=== Your task ===
Look through the data below. Pick out the lines holding the string "fonctionnement".

=== Dataset entries ===
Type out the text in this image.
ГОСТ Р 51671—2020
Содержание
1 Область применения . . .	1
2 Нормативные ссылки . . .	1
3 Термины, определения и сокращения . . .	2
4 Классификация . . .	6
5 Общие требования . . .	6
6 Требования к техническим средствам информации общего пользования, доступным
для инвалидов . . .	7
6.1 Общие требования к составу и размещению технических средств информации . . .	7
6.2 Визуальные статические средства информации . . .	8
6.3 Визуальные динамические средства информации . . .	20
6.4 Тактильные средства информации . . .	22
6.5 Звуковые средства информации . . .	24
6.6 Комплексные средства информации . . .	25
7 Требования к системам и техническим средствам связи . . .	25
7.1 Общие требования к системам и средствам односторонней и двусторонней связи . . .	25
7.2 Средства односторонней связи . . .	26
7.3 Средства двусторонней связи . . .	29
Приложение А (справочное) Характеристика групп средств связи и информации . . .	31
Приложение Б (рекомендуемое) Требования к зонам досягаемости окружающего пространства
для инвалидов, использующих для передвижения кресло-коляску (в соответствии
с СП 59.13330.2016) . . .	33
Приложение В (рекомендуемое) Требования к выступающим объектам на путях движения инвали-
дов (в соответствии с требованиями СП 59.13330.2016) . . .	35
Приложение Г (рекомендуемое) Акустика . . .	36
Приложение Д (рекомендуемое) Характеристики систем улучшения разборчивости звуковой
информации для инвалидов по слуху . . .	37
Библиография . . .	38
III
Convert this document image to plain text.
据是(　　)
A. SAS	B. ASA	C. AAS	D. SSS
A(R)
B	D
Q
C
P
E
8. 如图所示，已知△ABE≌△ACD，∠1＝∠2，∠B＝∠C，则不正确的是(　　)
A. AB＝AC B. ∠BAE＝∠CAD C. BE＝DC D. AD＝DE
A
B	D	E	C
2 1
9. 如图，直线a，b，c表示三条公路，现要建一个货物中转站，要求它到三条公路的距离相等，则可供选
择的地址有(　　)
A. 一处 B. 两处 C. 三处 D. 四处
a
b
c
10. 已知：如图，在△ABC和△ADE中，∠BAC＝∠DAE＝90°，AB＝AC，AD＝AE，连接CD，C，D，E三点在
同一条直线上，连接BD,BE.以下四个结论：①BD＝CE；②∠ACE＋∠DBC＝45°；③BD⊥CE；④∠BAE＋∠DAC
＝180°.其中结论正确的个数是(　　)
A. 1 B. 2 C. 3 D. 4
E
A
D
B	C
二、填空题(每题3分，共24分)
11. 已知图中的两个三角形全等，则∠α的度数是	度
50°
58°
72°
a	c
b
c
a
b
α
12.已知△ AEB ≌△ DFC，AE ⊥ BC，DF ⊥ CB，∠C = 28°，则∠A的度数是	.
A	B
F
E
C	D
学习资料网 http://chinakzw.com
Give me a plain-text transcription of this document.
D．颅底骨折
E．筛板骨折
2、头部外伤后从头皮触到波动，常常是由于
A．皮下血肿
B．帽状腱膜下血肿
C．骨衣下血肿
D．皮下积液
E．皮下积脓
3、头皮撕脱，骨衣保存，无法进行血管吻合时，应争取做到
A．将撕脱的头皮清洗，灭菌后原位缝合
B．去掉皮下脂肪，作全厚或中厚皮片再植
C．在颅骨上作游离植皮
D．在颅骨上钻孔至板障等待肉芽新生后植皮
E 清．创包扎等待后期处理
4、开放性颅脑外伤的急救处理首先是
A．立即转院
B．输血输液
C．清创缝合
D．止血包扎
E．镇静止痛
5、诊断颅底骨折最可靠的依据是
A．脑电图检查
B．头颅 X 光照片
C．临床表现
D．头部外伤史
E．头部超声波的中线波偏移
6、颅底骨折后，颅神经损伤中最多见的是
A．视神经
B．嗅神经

* * *

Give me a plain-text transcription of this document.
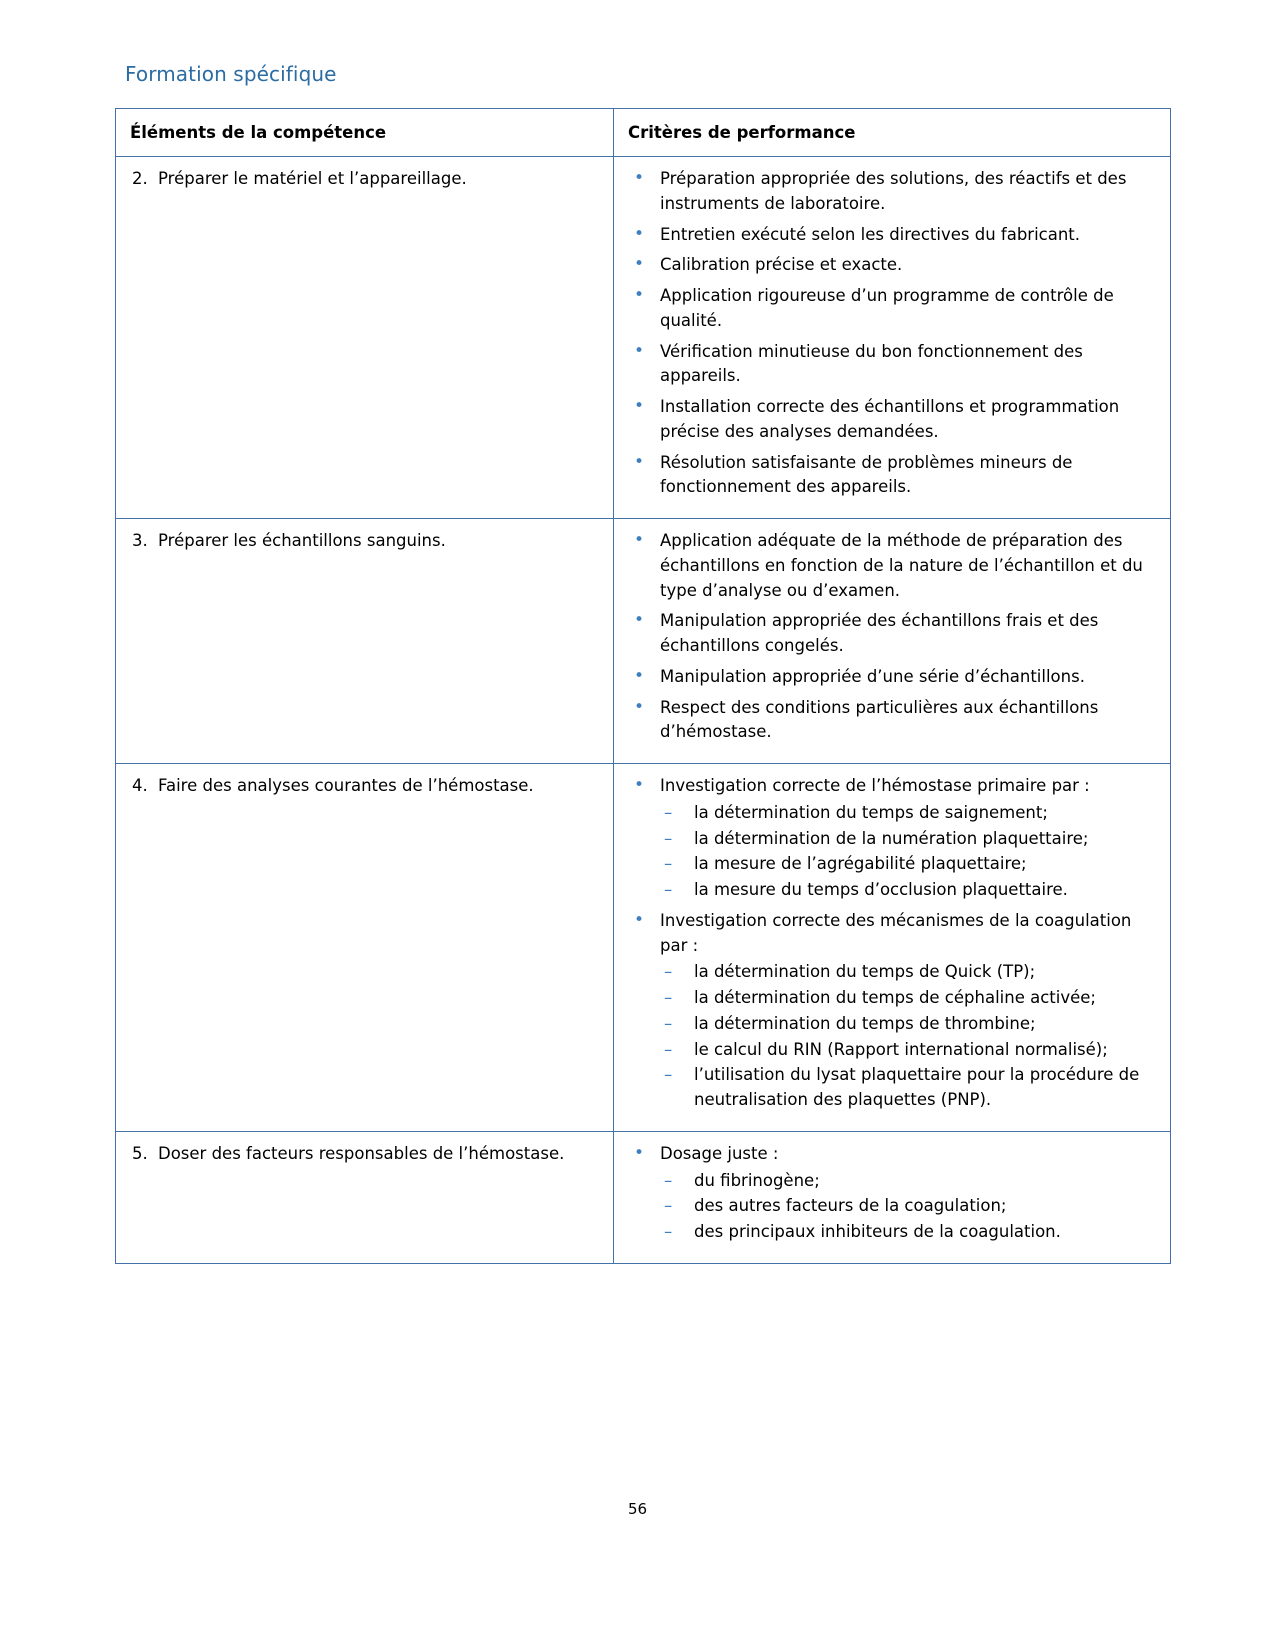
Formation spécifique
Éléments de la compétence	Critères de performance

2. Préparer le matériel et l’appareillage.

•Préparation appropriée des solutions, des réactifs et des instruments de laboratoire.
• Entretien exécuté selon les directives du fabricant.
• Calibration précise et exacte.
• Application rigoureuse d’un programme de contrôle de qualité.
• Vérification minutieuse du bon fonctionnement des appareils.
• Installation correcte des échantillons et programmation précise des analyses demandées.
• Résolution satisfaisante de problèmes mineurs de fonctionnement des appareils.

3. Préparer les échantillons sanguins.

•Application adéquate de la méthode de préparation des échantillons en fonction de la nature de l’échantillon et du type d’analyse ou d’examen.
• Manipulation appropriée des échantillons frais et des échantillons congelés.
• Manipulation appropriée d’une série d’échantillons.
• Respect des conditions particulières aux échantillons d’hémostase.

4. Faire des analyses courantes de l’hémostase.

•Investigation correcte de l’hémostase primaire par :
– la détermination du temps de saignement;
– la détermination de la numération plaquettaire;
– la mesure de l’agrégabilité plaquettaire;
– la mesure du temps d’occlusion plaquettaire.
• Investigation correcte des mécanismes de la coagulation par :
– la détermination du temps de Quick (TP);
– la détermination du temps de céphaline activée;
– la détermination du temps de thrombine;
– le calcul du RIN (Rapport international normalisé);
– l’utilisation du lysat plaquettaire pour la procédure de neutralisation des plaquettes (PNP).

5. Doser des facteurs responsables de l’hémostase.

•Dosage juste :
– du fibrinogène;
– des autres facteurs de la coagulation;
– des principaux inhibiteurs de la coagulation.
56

=== The reply ===
• Vérification minutieuse du bon fonctionnement des appareils.
• Résolution satisfaisante de problèmes mineurs de fonctionnement des appareils.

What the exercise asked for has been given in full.